# TASK OBJECTIVE
Show all lines of the listing that hold the word "parts".
======== LISTING
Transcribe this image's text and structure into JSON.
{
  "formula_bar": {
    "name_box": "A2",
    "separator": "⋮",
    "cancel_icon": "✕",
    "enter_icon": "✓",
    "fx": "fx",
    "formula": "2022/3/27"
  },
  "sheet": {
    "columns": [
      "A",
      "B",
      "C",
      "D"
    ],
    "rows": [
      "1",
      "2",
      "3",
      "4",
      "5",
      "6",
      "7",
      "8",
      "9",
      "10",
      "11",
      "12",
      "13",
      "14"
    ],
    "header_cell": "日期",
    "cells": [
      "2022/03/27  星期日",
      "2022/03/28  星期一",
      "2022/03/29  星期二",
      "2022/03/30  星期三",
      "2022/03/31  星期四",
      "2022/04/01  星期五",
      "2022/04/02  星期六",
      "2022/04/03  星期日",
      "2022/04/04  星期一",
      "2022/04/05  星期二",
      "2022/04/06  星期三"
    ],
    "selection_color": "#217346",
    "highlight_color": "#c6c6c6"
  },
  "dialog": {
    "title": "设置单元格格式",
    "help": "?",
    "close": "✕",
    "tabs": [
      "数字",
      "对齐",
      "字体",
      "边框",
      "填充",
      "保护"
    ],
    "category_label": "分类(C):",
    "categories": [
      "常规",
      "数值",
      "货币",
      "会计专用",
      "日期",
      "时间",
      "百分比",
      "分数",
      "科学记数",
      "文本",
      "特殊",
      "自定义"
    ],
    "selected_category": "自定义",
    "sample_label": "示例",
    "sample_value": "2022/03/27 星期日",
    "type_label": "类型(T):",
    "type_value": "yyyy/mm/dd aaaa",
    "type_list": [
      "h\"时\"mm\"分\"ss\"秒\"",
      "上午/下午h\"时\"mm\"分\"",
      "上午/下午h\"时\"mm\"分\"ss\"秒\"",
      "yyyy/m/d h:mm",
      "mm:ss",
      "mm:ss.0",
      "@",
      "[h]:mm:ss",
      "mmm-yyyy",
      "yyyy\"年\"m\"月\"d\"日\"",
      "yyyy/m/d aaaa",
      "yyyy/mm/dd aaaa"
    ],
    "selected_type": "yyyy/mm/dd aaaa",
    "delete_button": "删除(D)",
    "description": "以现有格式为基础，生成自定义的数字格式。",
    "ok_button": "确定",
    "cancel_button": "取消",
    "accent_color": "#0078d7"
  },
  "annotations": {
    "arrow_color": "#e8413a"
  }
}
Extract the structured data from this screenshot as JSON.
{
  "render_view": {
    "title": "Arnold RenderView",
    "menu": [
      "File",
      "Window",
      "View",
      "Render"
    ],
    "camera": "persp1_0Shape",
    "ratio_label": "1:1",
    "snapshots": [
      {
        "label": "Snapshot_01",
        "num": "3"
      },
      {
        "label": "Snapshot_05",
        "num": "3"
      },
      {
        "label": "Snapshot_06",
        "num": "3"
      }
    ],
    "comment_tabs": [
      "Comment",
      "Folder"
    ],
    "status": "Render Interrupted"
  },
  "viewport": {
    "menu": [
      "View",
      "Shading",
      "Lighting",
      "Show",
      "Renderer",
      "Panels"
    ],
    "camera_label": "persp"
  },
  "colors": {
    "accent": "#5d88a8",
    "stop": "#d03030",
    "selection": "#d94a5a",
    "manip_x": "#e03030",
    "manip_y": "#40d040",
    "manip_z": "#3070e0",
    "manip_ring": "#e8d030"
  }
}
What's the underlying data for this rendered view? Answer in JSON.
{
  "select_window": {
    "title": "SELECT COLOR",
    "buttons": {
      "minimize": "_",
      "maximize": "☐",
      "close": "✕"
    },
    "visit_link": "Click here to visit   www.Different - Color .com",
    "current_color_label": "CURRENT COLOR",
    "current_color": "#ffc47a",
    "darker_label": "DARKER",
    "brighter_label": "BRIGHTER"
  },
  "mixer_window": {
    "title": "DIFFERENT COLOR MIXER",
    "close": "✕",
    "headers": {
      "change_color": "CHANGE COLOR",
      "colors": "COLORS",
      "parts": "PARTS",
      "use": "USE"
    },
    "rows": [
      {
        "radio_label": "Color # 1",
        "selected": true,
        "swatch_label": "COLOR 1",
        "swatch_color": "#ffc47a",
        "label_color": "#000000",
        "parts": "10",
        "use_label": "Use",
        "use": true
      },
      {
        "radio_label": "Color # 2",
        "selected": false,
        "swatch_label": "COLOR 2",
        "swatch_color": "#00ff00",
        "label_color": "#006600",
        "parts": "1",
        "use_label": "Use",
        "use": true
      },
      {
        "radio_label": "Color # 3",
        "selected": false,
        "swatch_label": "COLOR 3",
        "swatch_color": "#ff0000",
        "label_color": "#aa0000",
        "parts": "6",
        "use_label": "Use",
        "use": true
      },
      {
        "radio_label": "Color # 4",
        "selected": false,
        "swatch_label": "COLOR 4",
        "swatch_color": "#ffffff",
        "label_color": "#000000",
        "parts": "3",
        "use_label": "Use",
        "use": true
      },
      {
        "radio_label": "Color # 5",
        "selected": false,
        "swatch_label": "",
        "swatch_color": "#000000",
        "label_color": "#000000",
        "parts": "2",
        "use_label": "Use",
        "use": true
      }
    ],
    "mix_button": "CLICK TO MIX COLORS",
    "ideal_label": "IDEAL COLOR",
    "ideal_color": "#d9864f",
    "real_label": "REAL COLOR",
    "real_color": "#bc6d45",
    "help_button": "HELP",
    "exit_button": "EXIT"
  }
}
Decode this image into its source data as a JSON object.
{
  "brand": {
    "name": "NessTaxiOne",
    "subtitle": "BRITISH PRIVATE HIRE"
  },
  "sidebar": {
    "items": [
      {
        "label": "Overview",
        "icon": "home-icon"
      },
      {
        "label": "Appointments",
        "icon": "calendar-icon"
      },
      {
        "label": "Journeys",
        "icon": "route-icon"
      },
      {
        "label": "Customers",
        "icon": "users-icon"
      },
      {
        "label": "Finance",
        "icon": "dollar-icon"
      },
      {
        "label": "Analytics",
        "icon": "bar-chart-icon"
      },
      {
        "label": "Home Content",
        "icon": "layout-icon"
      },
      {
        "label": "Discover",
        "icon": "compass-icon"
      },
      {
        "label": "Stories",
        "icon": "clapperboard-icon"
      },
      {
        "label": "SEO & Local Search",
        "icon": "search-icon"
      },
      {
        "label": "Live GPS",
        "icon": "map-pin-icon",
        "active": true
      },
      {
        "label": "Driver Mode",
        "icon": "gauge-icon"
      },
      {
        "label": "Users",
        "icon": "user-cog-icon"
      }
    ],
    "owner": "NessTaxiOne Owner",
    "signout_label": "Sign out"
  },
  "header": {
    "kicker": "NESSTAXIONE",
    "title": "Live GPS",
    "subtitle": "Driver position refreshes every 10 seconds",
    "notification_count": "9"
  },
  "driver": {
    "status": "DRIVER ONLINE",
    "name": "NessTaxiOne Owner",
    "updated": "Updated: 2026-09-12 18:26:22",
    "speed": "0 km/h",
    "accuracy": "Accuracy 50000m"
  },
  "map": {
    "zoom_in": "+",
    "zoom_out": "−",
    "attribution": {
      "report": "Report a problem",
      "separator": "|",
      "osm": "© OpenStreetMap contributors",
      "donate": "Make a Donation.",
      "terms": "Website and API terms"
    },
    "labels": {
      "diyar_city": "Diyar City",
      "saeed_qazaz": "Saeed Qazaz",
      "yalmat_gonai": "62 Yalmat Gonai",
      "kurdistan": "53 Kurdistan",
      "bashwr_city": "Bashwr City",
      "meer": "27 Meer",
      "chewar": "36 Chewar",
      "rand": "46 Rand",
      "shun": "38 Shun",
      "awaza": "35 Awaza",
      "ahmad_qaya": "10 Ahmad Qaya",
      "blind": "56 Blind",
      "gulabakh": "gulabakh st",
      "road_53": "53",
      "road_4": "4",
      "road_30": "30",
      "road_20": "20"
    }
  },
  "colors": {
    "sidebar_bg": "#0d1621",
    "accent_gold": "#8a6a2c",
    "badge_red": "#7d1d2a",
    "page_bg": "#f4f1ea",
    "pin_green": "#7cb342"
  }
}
================
# THE ANSWER
      "parts": "PARTS",
        "parts": "10",
        "parts": "1",
        "parts": "6",
        "parts": "3",
        "parts": "2",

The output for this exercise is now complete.